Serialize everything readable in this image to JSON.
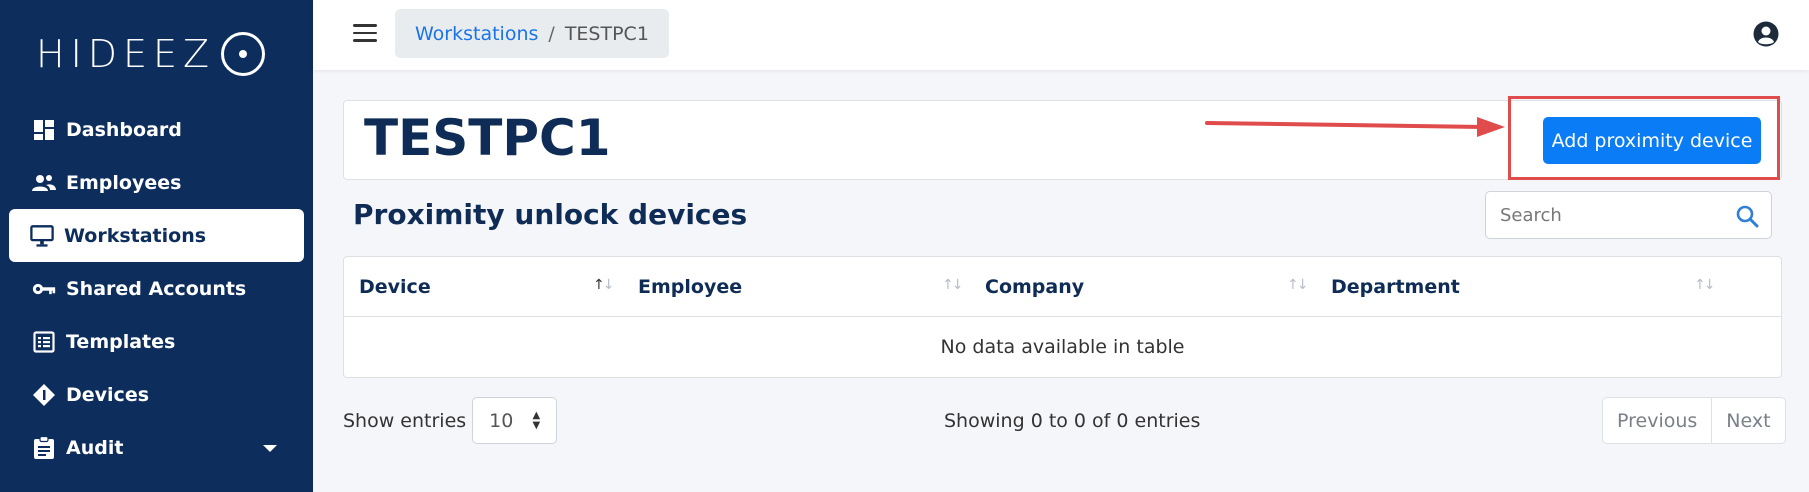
{
  "brand": {
    "logo_text": "HIDEEZ"
  },
  "sidebar": {
    "items": [
      {
        "label": "Dashboard",
        "icon": "dashboard-icon"
      },
      {
        "label": "Employees",
        "icon": "users-icon"
      },
      {
        "label": "Workstations",
        "icon": "monitor-icon",
        "active": true
      },
      {
        "label": "Shared Accounts",
        "icon": "key-icon"
      },
      {
        "label": "Templates",
        "icon": "list-icon"
      },
      {
        "label": "Devices",
        "icon": "diamond-icon"
      },
      {
        "label": "Audit",
        "icon": "clipboard-icon",
        "has_dropdown": true
      }
    ]
  },
  "topbar": {
    "breadcrumb": {
      "parent": "Workstations",
      "separator": "/",
      "current": "TESTPC1"
    }
  },
  "header": {
    "title": "TESTPC1",
    "add_button_label": "Add proximity device"
  },
  "section": {
    "title": "Proximity unlock devices",
    "search_placeholder": "Search"
  },
  "table": {
    "columns": [
      "Device",
      "Employee",
      "Company",
      "Department"
    ],
    "empty_message": "No data available in table"
  },
  "footer": {
    "show_entries_label": "Show entries",
    "entries_value": "10",
    "info": "Showing 0 to 0 of 0 entries",
    "previous_label": "Previous",
    "next_label": "Next"
  },
  "colors": {
    "sidebar_bg": "#0d2d5c",
    "primary_button": "#0a7cf5",
    "annotation_red": "#e04b4b",
    "link_blue": "#1a73e8"
  }
}
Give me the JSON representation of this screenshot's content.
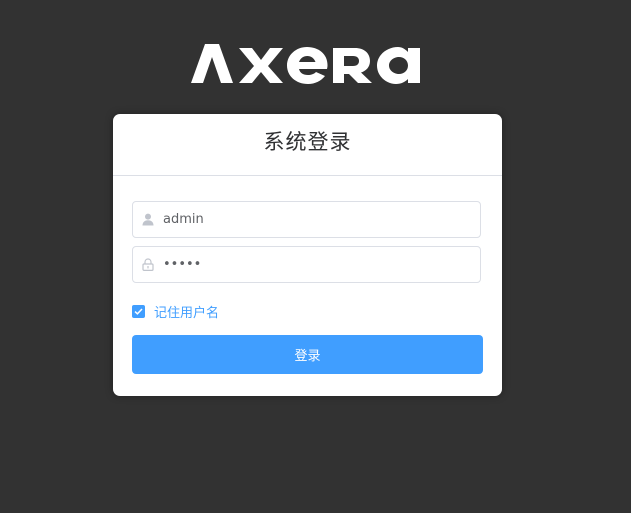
{
  "brand": {
    "logo_text": "AXERA",
    "logo_icon": "axera-logo"
  },
  "login": {
    "title": "系统登录",
    "username": {
      "value": "admin",
      "icon": "user-icon"
    },
    "password": {
      "value": "•••••",
      "icon": "lock-icon"
    },
    "remember": {
      "label": "记住用户名",
      "checked": true
    },
    "submit_label": "登录"
  },
  "colors": {
    "background": "#323232",
    "card": "#ffffff",
    "primary": "#409eff",
    "border": "#dcdfe6",
    "title_text": "#303133",
    "input_text": "#606266"
  }
}
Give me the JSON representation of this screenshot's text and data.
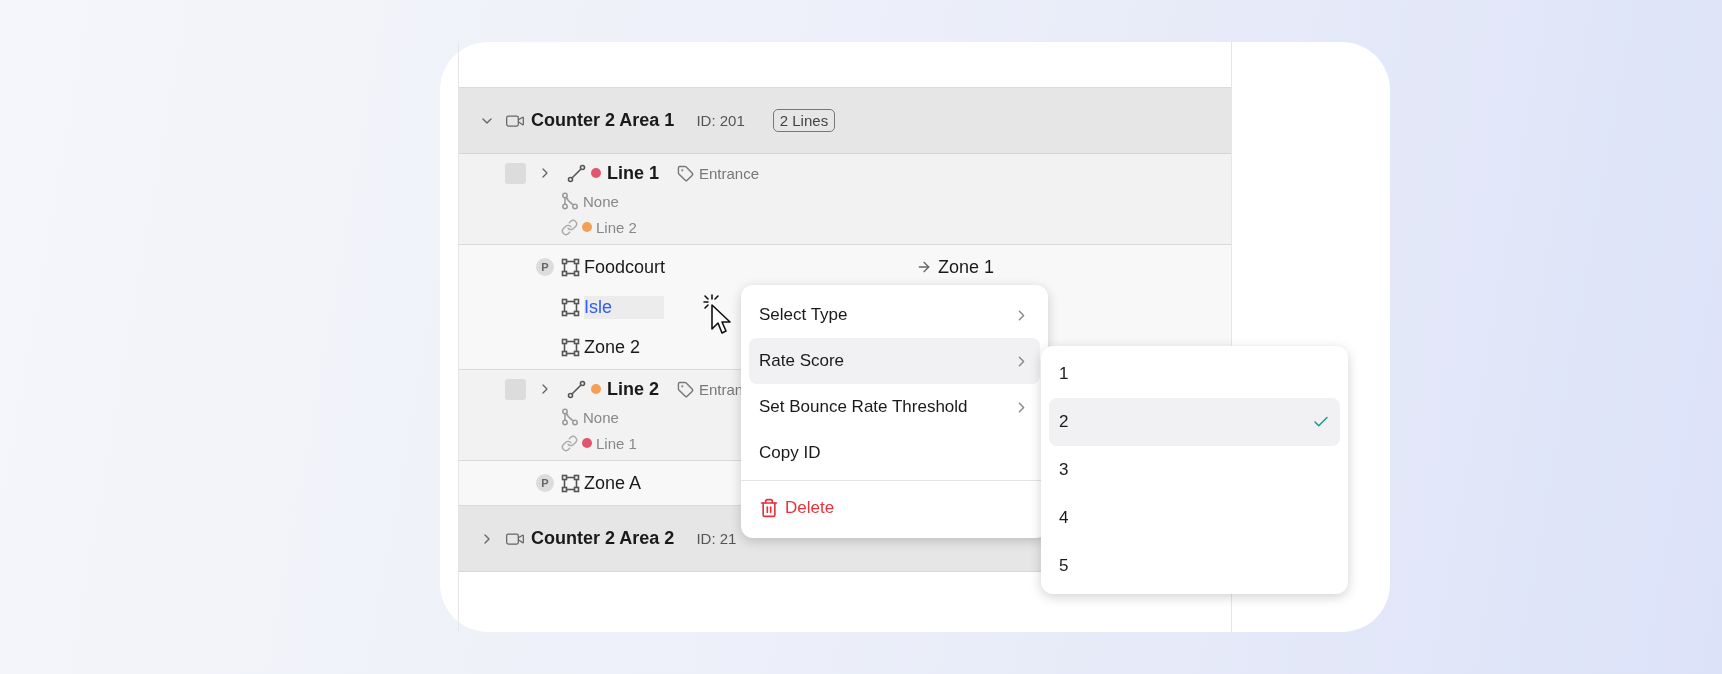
{
  "groups": [
    {
      "name": "Counter 2 Area 1",
      "id_label": "ID: 201",
      "badge": "2 Lines",
      "expanded": true,
      "children": [
        {
          "kind": "line",
          "name": "Line 1",
          "color": "#e0566c",
          "tag": "Entrance",
          "branch": "None",
          "link": {
            "name": "Line 2",
            "color": "#f59e55"
          },
          "checked": false,
          "expanded": false
        },
        {
          "kind": "zones",
          "items": [
            {
              "badge": "P",
              "name": "Foodcourt",
              "target": "Zone 1",
              "selected": false
            },
            {
              "name": "Isle",
              "selected": true
            },
            {
              "name": "Zone 2",
              "selected": false
            }
          ]
        },
        {
          "kind": "line",
          "name": "Line 2",
          "color": "#f59e55",
          "tag": "Entran",
          "branch": "None",
          "link": {
            "name": "Line 1",
            "color": "#e0566c"
          },
          "checked": false,
          "expanded": false
        },
        {
          "kind": "zones",
          "items": [
            {
              "badge": "P",
              "name": "Zone A",
              "selected": false
            }
          ]
        }
      ]
    },
    {
      "name": "Counter 2 Area 2",
      "id_label": "ID: 21",
      "expanded": false
    }
  ],
  "context_menu": {
    "items": [
      {
        "kind": "item",
        "label": "Select Type",
        "submenu": true,
        "selected": false
      },
      {
        "kind": "item",
        "label": "Rate Score",
        "submenu": true,
        "selected": true
      },
      {
        "kind": "item",
        "label": "Set Bounce Rate Threshold",
        "submenu": true,
        "selected": false
      },
      {
        "kind": "item",
        "label": "Copy ID",
        "submenu": false,
        "selected": false
      },
      {
        "kind": "divider"
      },
      {
        "kind": "danger",
        "label": "Delete",
        "submenu": false,
        "selected": false
      }
    ]
  },
  "submenu": {
    "options": [
      {
        "label": "1",
        "selected": false
      },
      {
        "label": "2",
        "selected": true
      },
      {
        "label": "3",
        "selected": false
      },
      {
        "label": "4",
        "selected": false
      },
      {
        "label": "5",
        "selected": false
      }
    ]
  }
}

________________________

STATED GOAL: Answer with a single number: the count of lines holding the word "JSON".

EXPECTED ANSWER: 3